## TASKS TO PERFORM
(a) Reproduce the section of the passage on HIV and being undetectable from "When an HIV-positive" to "to another person.".
(b) Answer these questions using the passage on HIV and being undetectable.
(i) What short form does the passage give for "undetectable=untransmittable"?
(ii) According to the passage, why can't blood tests find HIV in someone who is undetectable?
(iii) Does being undetectable mean that a person living with HIV is cured?

When an HIV-positive person takes HIV medicines for their own well-being, they also experience the added benefit of preventing others from becoming infected. It’s known as being undetectable, although you may hear it by other names, including “viral suppression,” “treatment as prevention,” “treatment is prevention,” or “undetectable=untransmittable (U=U).”
What does being undetectable mean?
When someone living with HIV takes effective medicines every day, the amount of virus in their body becomes undetectable—that is, the amount of HIV is so low that blood tests can’t find it.
While this doesn’t mean that a person living with HIV is cured, being undetectable does stop HIV from actively damaging their immune system and virtually eliminates the risk of passing HIV to another person.
I’m HIV positive. What does being undetectable mean for me and my partners?
When you’re undetectable, it means you’re taking care of your health by keeping HIV from making copies of itself and damaging your immune system. This is key to staying healthy with HIV.

## DATASET
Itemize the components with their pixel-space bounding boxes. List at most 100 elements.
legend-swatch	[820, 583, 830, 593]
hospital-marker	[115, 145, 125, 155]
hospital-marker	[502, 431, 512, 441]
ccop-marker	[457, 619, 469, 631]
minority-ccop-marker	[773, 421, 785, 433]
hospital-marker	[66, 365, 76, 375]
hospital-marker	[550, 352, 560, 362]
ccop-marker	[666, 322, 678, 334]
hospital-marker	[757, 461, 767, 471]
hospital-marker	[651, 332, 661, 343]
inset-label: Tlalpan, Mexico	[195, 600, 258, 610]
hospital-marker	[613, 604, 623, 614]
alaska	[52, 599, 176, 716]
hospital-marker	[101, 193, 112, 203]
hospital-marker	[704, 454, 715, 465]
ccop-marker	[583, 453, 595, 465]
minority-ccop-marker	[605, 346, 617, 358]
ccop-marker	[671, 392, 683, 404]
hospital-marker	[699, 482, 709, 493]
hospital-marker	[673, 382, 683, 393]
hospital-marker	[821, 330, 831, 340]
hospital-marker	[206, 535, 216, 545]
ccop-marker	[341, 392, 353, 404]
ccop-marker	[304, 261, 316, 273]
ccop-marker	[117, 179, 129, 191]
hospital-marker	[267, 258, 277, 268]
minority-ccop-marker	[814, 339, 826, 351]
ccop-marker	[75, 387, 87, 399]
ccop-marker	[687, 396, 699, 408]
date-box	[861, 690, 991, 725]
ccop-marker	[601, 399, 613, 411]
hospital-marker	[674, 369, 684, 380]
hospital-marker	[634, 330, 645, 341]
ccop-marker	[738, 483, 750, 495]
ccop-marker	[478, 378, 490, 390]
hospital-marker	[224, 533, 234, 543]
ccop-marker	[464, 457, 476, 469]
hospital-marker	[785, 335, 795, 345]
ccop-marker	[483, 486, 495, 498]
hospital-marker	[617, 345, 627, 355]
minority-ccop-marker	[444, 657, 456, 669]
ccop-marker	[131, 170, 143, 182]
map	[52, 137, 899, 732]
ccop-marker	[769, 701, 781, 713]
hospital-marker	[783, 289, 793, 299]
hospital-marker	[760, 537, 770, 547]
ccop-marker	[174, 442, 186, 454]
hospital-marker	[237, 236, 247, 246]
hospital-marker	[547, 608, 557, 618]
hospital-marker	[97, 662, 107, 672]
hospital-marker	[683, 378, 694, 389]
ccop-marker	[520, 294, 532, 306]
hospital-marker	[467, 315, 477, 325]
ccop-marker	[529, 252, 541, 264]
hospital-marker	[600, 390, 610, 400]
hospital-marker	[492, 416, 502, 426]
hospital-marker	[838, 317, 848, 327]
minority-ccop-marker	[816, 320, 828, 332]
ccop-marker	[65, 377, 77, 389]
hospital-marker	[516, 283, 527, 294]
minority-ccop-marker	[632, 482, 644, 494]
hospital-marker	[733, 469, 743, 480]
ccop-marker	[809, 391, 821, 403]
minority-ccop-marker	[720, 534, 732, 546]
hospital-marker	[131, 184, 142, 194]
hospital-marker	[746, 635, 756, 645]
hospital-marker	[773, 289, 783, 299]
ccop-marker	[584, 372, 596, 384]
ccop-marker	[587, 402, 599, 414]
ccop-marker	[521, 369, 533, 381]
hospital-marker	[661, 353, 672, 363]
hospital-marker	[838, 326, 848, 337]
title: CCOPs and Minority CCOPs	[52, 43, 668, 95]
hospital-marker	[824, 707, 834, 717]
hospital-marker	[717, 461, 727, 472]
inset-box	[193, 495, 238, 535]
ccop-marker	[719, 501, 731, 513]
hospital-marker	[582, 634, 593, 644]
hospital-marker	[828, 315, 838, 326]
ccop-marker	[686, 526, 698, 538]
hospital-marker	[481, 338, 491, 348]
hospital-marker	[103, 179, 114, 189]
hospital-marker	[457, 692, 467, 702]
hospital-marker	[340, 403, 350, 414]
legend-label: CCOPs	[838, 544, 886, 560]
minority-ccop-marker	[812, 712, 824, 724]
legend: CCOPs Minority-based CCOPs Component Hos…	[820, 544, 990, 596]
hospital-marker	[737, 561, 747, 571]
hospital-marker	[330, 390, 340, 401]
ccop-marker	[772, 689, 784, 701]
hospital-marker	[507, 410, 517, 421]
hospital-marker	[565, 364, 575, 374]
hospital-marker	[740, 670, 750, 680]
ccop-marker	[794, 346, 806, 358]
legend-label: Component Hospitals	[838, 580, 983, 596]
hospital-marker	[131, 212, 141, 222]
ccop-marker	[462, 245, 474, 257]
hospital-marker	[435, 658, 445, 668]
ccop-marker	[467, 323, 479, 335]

## EXPECTED OUTPUTS
(a)
When an HIV-positive person takes HIV medicines for their own well-being, they also experience the added benefit of preventing others from becoming infected. It’s known as being undetectable, although you may hear it by other names, including “viral suppression,” “treatment as prevention,” “treatment is prevention,” or “undetectable=untransmittable (U=U).”
What does being undetectable mean?
When someone living with HIV takes effective medicines every day, the amount of virus in their body becomes undetectable—that is, the amount of HIV is so low that blood tests can’t find it.
While this doesn’t mean that a person living with HIV is cured, being undetectable does stop HIV from actively damaging their immune system and virtually eliminates the risk of passing HIV to another person.

(b)
(i) U=U.
(ii) The amount of HIV in their body is so low that the tests can't find it.
(iii) No. It stops HIV from actively damaging the immune system and virtually eliminates the risk of passing HIV to another person, but it does not mean the person is cured.